## Stored data
>> BEGIN

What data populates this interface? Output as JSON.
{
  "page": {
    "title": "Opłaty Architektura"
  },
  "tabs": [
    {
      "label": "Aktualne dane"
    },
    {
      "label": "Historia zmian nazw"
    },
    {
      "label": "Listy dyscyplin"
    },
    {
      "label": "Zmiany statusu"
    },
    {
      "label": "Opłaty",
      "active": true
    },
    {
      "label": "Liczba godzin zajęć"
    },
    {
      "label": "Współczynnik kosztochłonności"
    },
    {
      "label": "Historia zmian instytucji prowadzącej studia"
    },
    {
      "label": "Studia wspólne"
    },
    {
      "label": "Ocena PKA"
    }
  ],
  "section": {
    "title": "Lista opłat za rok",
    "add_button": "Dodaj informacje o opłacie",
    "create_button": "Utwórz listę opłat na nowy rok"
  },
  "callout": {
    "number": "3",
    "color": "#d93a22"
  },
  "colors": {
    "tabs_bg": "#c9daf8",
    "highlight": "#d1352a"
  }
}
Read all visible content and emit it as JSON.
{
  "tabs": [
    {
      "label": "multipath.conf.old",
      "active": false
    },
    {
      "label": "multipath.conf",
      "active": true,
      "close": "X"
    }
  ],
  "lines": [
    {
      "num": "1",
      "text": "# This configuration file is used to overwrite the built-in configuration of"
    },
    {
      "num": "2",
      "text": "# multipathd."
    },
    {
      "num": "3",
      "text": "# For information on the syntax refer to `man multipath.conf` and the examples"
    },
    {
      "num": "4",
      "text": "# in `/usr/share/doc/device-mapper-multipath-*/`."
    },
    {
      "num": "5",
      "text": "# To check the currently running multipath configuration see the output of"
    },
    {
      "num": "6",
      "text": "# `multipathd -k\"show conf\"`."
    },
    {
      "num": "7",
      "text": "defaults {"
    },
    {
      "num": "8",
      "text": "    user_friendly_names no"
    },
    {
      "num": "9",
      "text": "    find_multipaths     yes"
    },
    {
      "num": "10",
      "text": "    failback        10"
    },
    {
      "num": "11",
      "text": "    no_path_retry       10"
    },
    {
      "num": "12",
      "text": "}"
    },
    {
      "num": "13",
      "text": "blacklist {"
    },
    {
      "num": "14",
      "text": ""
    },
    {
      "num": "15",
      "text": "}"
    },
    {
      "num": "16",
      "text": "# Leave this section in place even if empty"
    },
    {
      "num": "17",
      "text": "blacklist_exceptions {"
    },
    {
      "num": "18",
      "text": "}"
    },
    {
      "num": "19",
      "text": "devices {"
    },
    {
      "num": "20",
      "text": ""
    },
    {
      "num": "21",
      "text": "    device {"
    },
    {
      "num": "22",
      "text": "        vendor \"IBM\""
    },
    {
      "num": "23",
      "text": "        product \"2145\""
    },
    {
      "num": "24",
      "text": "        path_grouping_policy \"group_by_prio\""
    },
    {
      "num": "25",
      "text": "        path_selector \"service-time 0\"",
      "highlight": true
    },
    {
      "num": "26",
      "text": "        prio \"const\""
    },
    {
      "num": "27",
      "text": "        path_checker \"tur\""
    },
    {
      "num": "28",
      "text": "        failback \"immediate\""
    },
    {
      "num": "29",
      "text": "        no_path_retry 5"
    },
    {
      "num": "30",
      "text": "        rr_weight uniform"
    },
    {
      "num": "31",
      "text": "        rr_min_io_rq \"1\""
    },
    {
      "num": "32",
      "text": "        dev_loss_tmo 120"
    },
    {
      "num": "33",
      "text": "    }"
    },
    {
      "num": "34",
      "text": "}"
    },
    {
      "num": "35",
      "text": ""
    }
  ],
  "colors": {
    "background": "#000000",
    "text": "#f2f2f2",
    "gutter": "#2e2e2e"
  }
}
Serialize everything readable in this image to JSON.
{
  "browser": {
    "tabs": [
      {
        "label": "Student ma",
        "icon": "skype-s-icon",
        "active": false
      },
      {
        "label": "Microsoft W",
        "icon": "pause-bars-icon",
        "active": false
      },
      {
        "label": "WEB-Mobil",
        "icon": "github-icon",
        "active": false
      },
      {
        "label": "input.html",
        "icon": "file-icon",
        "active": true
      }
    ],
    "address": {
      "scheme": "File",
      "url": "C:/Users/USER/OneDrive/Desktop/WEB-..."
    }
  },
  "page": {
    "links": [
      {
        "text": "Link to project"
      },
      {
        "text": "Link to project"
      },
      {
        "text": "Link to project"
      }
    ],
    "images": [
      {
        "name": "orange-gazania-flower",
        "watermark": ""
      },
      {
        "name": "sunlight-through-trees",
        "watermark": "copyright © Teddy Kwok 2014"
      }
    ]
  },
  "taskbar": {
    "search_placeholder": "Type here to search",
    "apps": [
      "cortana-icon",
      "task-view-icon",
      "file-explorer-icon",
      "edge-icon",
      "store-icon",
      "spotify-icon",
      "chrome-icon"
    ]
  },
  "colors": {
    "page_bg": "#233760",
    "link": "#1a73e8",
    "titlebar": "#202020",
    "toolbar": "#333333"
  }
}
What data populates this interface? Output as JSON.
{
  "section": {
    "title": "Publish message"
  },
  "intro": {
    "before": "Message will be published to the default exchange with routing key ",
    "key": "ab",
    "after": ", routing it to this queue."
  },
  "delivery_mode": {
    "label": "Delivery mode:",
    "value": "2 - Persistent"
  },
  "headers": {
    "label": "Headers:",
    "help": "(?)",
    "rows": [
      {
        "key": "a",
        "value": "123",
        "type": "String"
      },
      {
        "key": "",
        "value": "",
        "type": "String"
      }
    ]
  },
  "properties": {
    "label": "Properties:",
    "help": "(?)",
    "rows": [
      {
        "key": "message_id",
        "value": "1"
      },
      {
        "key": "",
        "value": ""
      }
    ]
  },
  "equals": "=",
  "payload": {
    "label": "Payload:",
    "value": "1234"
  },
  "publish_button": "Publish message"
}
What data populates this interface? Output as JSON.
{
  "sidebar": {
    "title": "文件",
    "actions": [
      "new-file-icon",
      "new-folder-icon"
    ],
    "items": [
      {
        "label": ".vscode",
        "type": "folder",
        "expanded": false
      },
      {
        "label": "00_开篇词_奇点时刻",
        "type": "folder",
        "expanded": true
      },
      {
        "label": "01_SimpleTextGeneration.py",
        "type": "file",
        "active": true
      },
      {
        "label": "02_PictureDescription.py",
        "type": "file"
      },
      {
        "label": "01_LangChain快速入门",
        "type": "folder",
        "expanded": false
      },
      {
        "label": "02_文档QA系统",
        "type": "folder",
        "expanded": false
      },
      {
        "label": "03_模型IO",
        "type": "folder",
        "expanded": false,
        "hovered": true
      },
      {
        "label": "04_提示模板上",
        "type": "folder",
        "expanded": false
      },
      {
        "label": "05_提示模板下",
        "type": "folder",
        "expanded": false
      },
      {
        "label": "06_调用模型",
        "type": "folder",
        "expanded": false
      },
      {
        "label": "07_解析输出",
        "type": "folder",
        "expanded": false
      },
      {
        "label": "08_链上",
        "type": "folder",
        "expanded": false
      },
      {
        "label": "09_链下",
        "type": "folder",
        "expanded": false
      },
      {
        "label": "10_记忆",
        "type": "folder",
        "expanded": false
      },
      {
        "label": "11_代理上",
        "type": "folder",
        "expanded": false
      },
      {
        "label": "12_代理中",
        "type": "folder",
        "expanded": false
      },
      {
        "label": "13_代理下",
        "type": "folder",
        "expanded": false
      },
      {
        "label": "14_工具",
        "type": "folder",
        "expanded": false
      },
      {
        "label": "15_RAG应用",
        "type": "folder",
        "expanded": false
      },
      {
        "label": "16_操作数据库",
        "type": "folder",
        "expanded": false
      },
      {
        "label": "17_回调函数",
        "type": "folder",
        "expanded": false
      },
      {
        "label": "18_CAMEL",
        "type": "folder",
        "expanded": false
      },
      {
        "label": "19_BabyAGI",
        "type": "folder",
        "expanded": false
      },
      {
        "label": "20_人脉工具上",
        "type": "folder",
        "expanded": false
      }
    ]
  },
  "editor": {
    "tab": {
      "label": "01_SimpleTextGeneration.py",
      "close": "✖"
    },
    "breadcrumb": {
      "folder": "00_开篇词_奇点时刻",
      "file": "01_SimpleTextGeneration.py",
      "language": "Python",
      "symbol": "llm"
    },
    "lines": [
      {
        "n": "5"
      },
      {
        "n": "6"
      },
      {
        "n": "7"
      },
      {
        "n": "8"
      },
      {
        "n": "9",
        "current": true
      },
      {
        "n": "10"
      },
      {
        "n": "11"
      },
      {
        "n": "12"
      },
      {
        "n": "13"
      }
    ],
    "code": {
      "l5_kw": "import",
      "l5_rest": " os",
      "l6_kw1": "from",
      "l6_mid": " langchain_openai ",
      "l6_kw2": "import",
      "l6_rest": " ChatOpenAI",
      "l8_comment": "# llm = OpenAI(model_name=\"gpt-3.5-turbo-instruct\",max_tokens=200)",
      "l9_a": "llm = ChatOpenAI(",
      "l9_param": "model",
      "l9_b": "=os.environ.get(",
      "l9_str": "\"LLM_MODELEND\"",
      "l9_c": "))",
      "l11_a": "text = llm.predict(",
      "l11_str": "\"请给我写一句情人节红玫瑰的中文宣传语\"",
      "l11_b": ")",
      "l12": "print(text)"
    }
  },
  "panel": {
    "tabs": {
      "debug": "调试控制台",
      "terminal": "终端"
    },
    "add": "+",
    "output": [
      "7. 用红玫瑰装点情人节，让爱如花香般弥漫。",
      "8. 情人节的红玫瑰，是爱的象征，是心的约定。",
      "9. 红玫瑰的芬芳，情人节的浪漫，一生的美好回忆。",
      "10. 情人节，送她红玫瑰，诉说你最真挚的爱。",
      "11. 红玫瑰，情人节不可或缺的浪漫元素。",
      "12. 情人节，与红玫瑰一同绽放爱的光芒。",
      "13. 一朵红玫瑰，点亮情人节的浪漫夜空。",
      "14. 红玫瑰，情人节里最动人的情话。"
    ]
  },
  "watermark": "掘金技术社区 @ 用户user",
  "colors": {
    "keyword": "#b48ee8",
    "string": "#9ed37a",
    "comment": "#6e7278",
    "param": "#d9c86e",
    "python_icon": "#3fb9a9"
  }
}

>> END

From the entries above, pull out each line that includes "failback".

## Answer for this exercise
      "text": "    failback        10"
      "text": "        failback \"immediate\""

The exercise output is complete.